▸ AIM OF THE EXERCISE
Quote, verbatim, all material below, without pictures.

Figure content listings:
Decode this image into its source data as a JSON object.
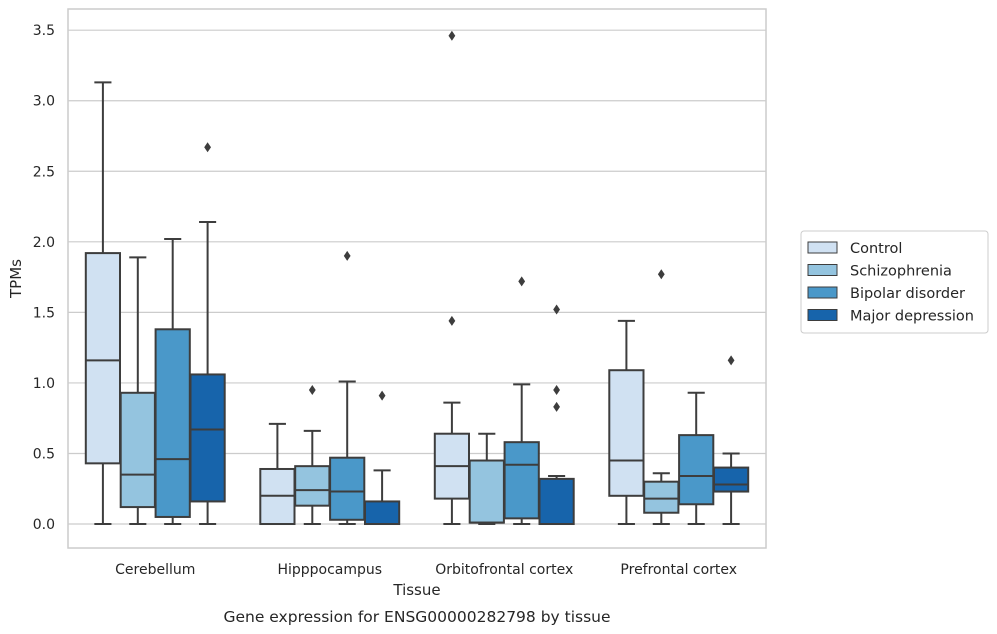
{
  "chart_data": {
    "type": "box",
    "caption": "Gene expression for ENSG00000282798 by tissue",
    "xlabel": "Tissue",
    "ylabel": "TPMs",
    "ylim": [
      -0.17,
      3.65
    ],
    "yticks": [
      "0.0",
      "0.5",
      "1.0",
      "1.5",
      "2.0",
      "2.5",
      "3.0",
      "3.5"
    ],
    "grid": true,
    "legend_position": "right",
    "categories": [
      "Cerebellum",
      "Hipppocampus",
      "Orbitofrontal cortex",
      "Prefrontal cortex"
    ],
    "series": [
      {
        "name": "Control",
        "color": "#d0e1f2",
        "boxes": [
          {
            "whisker_low": 0.0,
            "q1": 0.43,
            "median": 1.16,
            "q3": 1.92,
            "whisker_high": 3.13,
            "outliers": []
          },
          {
            "whisker_low": 0.0,
            "q1": 0.0,
            "median": 0.2,
            "q3": 0.39,
            "whisker_high": 0.71,
            "outliers": []
          },
          {
            "whisker_low": 0.0,
            "q1": 0.18,
            "median": 0.41,
            "q3": 0.64,
            "whisker_high": 0.86,
            "outliers": [
              1.44,
              3.46
            ]
          },
          {
            "whisker_low": 0.0,
            "q1": 0.2,
            "median": 0.45,
            "q3": 1.09,
            "whisker_high": 1.44,
            "outliers": []
          }
        ]
      },
      {
        "name": "Schizophrenia",
        "color": "#94c4df",
        "boxes": [
          {
            "whisker_low": 0.0,
            "q1": 0.12,
            "median": 0.35,
            "q3": 0.93,
            "whisker_high": 1.89,
            "outliers": []
          },
          {
            "whisker_low": 0.0,
            "q1": 0.13,
            "median": 0.24,
            "q3": 0.41,
            "whisker_high": 0.66,
            "outliers": [
              0.95
            ]
          },
          {
            "whisker_low": 0.0,
            "q1": 0.01,
            "median": 0.01,
            "q3": 0.45,
            "whisker_high": 0.64,
            "outliers": []
          },
          {
            "whisker_low": 0.0,
            "q1": 0.08,
            "median": 0.18,
            "q3": 0.3,
            "whisker_high": 0.36,
            "outliers": [
              1.77
            ]
          }
        ]
      },
      {
        "name": "Bipolar disorder",
        "color": "#4a98c9",
        "boxes": [
          {
            "whisker_low": 0.0,
            "q1": 0.05,
            "median": 0.46,
            "q3": 1.38,
            "whisker_high": 2.02,
            "outliers": []
          },
          {
            "whisker_low": 0.0,
            "q1": 0.03,
            "median": 0.23,
            "q3": 0.47,
            "whisker_high": 1.01,
            "outliers": [
              1.9
            ]
          },
          {
            "whisker_low": 0.0,
            "q1": 0.04,
            "median": 0.42,
            "q3": 0.58,
            "whisker_high": 0.99,
            "outliers": [
              1.72
            ]
          },
          {
            "whisker_low": 0.0,
            "q1": 0.14,
            "median": 0.34,
            "q3": 0.63,
            "whisker_high": 0.93,
            "outliers": []
          }
        ]
      },
      {
        "name": "Major depression",
        "color": "#1764ab",
        "boxes": [
          {
            "whisker_low": 0.0,
            "q1": 0.16,
            "median": 0.67,
            "q3": 1.06,
            "whisker_high": 2.14,
            "outliers": [
              2.67
            ]
          },
          {
            "whisker_low": 0.0,
            "q1": 0.0,
            "median": 0.0,
            "q3": 0.16,
            "whisker_high": 0.38,
            "outliers": [
              0.91
            ]
          },
          {
            "whisker_low": 0.0,
            "q1": 0.0,
            "median": 0.0,
            "q3": 0.32,
            "whisker_high": 0.34,
            "outliers": [
              0.83,
              0.95,
              1.52
            ]
          },
          {
            "whisker_low": 0.0,
            "q1": 0.23,
            "median": 0.28,
            "q3": 0.4,
            "whisker_high": 0.5,
            "outliers": [
              1.16
            ]
          }
        ]
      }
    ]
  }
}
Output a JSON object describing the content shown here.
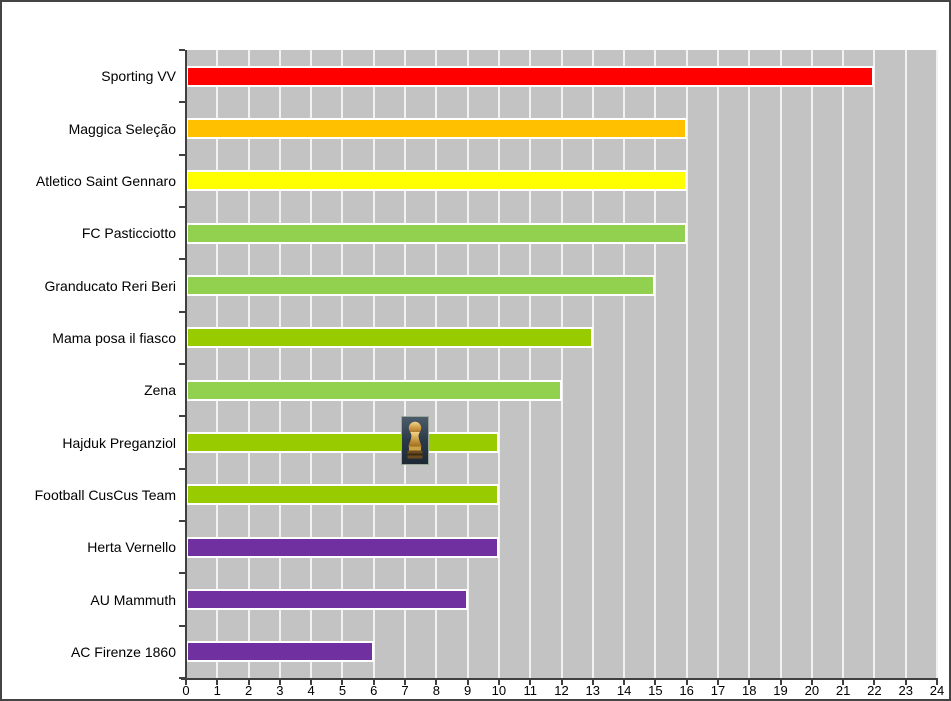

▸ FINISHED TASK
Decode this image into its source data as a JSON object.
{
  "chart_data": {
    "type": "box",
    "caption": "Gene expression for ENSG00000282798 by tissue",
    "xlabel": "Tissue",
    "ylabel": "TPMs",
    "ylim": [
      -0.17,
      3.65
    ],
    "yticks": [
      "0.0",
      "0.5",
      "1.0",
      "1.5",
      "2.0",
      "2.5",
      "3.0",
      "3.5"
    ],
    "grid": true,
    "legend_position": "right",
    "categories": [
      "Cerebellum",
      "Hipppocampus",
      "Orbitofrontal cortex",
      "Prefrontal cortex"
    ],
    "series": [
      {
        "name": "Control",
        "color": "#d0e1f2",
        "boxes": [
          {
            "whisker_low": 0.0,
            "q1": 0.43,
            "median": 1.16,
            "q3": 1.92,
            "whisker_high": 3.13,
            "outliers": []
          },
          {
            "whisker_low": 0.0,
            "q1": 0.0,
            "median": 0.2,
            "q3": 0.39,
            "whisker_high": 0.71,
            "outliers": []
          },
          {
            "whisker_low": 0.0,
            "q1": 0.18,
            "median": 0.41,
            "q3": 0.64,
            "whisker_high": 0.86,
            "outliers": [
              1.44,
              3.46
            ]
          },
          {
            "whisker_low": 0.0,
            "q1": 0.2,
            "median": 0.45,
            "q3": 1.09,
            "whisker_high": 1.44,
            "outliers": []
          }
        ]
      },
      {
        "name": "Schizophrenia",
        "color": "#94c4df",
        "boxes": [
          {
            "whisker_low": 0.0,
            "q1": 0.12,
            "median": 0.35,
            "q3": 0.93,
            "whisker_high": 1.89,
            "outliers": []
          },
          {
            "whisker_low": 0.0,
            "q1": 0.13,
            "median": 0.24,
            "q3": 0.41,
            "whisker_high": 0.66,
            "outliers": [
              0.95
            ]
          },
          {
            "whisker_low": 0.0,
            "q1": 0.01,
            "median": 0.01,
            "q3": 0.45,
            "whisker_high": 0.64,
            "outliers": []
          },
          {
            "whisker_low": 0.0,
            "q1": 0.08,
            "median": 0.18,
            "q3": 0.3,
            "whisker_high": 0.36,
            "outliers": [
              1.77
            ]
          }
        ]
      },
      {
        "name": "Bipolar disorder",
        "color": "#4a98c9",
        "boxes": [
          {
            "whisker_low": 0.0,
            "q1": 0.05,
            "median": 0.46,
            "q3": 1.38,
            "whisker_high": 2.02,
            "outliers": []
          },
          {
            "whisker_low": 0.0,
            "q1": 0.03,
            "median": 0.23,
            "q3": 0.47,
            "whisker_high": 1.01,
            "outliers": [
              1.9
            ]
          },
          {
            "whisker_low": 0.0,
            "q1": 0.04,
            "median": 0.42,
            "q3": 0.58,
            "whisker_high": 0.99,
            "outliers": [
              1.72
            ]
          },
          {
            "whisker_low": 0.0,
            "q1": 0.14,
            "median": 0.34,
            "q3": 0.63,
            "whisker_high": 0.93,
            "outliers": []
          }
        ]
      },
      {
        "name": "Major depression",
        "color": "#1764ab",
        "boxes": [
          {
            "whisker_low": 0.0,
            "q1": 0.16,
            "median": 0.67,
            "q3": 1.06,
            "whisker_high": 2.14,
            "outliers": [
              2.67
            ]
          },
          {
            "whisker_low": 0.0,
            "q1": 0.0,
            "median": 0.0,
            "q3": 0.16,
            "whisker_high": 0.38,
            "outliers": [
              0.91
            ]
          },
          {
            "whisker_low": 0.0,
            "q1": 0.0,
            "median": 0.0,
            "q3": 0.32,
            "whisker_high": 0.34,
            "outliers": [
              0.83,
              0.95,
              1.52
            ]
          },
          {
            "whisker_low": 0.0,
            "q1": 0.23,
            "median": 0.28,
            "q3": 0.4,
            "whisker_high": 0.5,
            "outliers": [
              1.16
            ]
          }
        ]
      }
    ]
  }
}
Output a JSON object describing the content shown here.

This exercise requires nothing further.